Given entries
•••••
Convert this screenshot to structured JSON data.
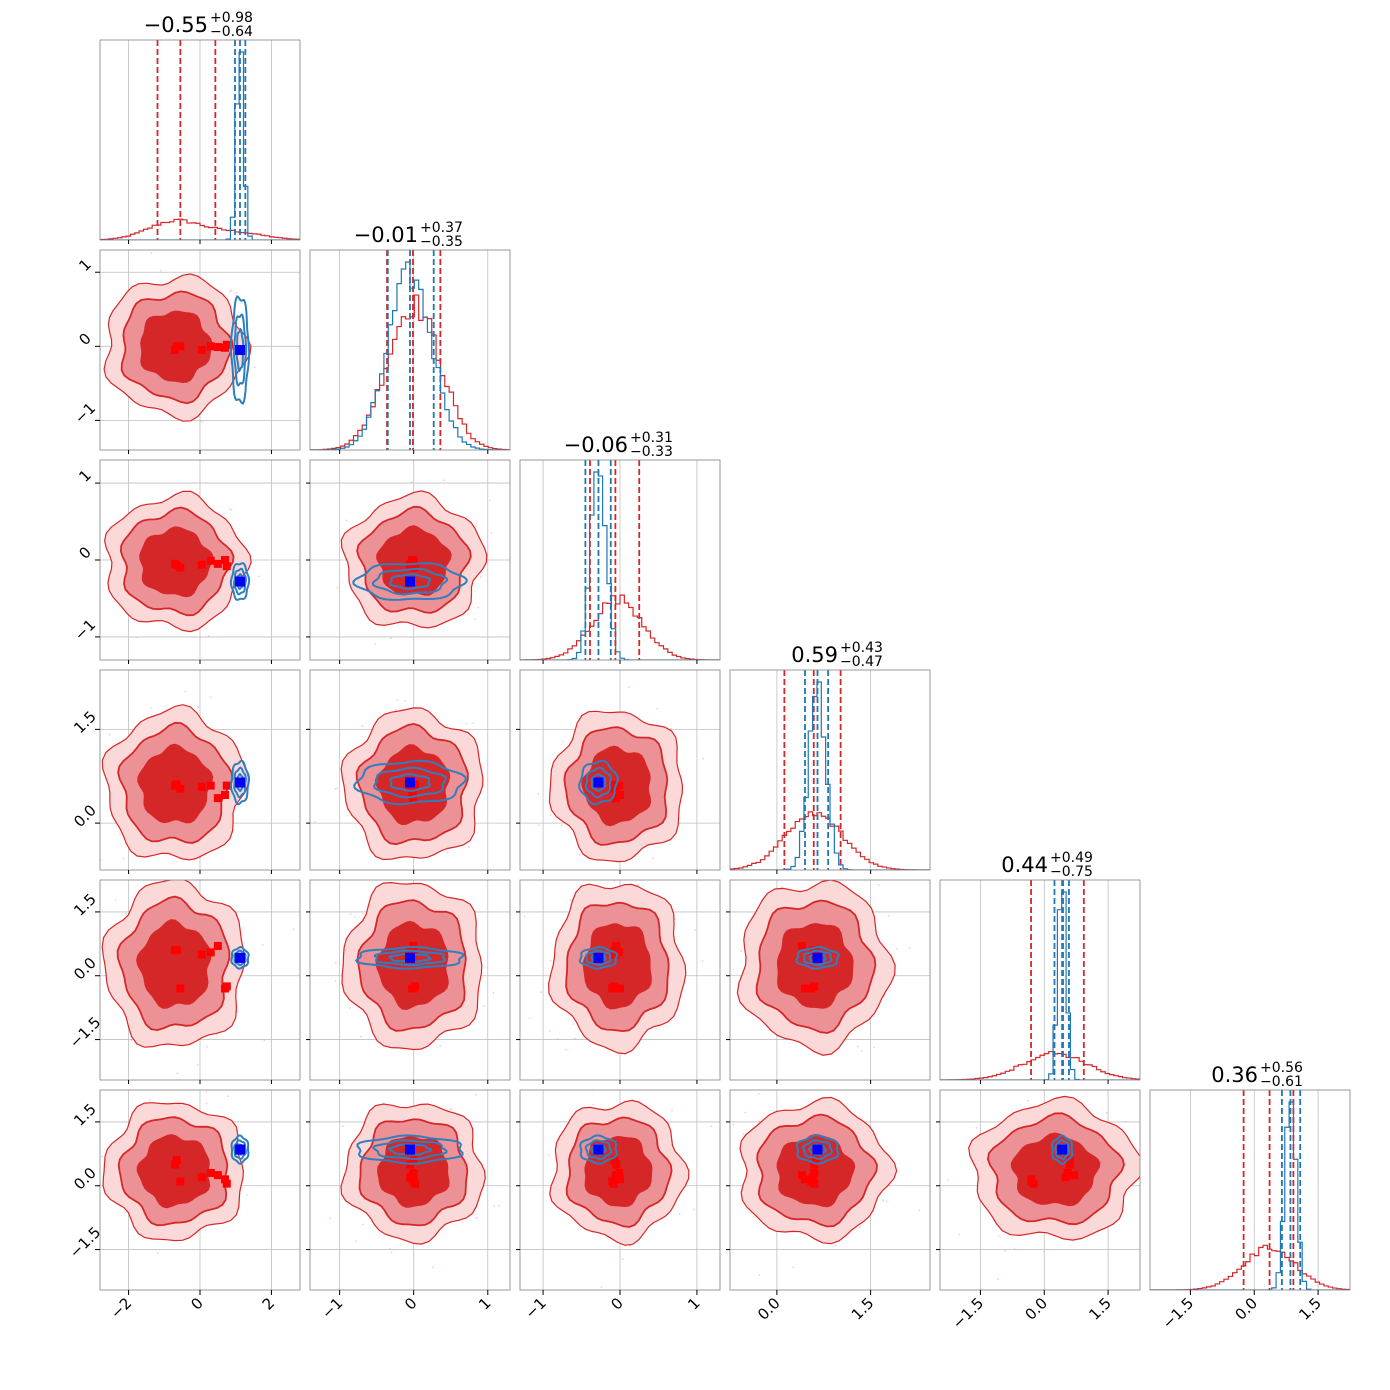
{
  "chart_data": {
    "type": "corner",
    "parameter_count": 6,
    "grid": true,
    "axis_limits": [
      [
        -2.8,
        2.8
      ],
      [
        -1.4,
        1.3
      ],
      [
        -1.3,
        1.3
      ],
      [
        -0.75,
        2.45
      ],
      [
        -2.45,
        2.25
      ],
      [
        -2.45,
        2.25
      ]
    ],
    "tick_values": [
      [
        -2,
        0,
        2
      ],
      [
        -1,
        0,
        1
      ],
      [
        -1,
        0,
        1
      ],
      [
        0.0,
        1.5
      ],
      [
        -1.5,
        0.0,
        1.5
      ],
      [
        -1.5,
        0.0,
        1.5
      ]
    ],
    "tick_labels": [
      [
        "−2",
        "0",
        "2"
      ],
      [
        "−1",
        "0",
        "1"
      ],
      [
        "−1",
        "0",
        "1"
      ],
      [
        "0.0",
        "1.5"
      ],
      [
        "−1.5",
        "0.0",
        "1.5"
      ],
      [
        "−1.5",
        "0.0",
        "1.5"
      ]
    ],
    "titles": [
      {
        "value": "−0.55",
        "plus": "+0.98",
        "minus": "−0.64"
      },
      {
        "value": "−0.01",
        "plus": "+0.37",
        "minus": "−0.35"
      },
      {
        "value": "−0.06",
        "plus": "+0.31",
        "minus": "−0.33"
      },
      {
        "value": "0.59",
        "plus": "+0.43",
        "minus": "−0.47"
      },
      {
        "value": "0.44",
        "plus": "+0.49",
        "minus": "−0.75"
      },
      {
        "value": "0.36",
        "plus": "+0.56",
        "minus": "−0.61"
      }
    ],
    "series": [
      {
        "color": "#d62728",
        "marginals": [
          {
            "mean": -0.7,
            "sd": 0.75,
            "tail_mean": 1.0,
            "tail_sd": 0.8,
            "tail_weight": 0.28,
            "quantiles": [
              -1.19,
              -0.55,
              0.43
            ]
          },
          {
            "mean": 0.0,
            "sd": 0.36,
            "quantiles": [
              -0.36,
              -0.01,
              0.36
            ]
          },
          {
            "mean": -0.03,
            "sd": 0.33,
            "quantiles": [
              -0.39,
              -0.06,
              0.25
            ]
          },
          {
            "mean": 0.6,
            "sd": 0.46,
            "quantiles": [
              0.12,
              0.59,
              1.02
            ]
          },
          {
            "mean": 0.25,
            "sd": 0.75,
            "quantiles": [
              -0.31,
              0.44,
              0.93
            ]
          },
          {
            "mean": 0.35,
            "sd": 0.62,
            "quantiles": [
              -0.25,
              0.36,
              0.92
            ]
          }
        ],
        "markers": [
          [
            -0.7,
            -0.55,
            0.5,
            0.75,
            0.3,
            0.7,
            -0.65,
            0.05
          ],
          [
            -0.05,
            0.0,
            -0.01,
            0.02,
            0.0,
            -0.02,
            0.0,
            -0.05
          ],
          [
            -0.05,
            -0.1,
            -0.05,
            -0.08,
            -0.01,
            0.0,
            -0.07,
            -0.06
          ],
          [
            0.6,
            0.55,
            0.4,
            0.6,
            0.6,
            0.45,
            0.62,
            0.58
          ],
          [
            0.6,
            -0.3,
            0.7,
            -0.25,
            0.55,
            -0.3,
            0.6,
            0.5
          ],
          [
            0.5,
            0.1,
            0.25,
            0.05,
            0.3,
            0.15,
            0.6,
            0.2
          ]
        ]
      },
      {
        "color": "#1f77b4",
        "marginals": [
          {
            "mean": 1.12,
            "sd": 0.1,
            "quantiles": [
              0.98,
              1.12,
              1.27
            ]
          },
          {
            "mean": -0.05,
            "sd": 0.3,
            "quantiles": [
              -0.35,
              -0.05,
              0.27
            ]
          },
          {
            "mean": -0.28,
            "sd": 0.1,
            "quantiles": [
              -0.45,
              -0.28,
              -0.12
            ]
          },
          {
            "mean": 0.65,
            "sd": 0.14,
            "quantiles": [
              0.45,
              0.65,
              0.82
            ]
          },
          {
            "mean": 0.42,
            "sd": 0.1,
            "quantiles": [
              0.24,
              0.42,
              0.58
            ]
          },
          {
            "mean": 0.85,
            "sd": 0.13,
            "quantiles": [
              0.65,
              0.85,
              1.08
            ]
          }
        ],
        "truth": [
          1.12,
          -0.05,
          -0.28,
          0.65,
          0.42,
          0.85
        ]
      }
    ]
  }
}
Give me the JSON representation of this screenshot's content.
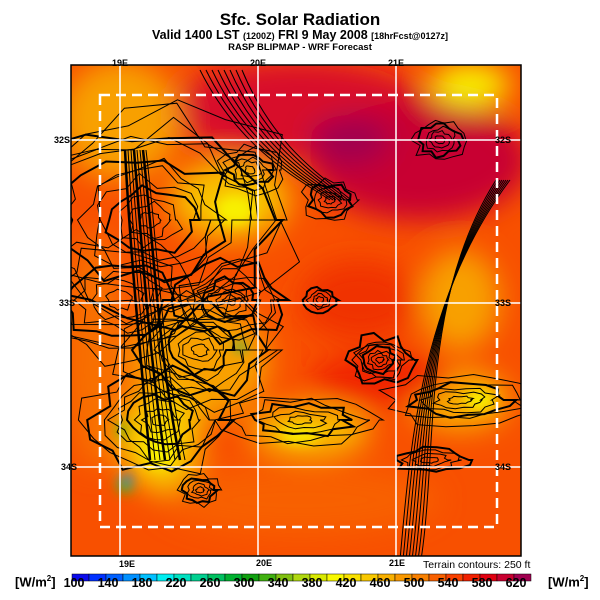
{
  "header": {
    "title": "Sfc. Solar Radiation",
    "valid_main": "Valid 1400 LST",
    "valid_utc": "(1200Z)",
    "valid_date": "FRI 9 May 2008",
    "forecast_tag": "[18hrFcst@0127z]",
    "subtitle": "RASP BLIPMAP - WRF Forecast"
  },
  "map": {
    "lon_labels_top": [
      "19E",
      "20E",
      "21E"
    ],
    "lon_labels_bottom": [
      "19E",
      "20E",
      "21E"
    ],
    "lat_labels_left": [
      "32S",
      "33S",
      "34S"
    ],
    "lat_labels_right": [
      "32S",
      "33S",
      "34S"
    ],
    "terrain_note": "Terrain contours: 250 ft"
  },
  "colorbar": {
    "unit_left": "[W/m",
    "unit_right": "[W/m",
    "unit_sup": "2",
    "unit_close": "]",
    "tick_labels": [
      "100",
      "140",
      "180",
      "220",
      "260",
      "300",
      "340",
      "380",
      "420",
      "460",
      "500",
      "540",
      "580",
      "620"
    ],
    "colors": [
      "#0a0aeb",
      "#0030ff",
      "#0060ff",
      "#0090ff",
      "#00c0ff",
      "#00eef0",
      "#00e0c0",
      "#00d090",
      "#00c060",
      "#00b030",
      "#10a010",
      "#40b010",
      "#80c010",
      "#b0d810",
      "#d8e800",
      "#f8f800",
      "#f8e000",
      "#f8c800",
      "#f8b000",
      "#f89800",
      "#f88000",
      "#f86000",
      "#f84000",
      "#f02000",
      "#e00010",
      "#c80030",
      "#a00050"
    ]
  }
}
•••••
Pick out each line above that includes "minus" and show it.

The result
        "minus": "−0.64"
        "minus": "−0.35"
        "minus": "−0.33"
        "minus": "−0.47"
        "minus": "−0.75"
        "minus": "−0.61"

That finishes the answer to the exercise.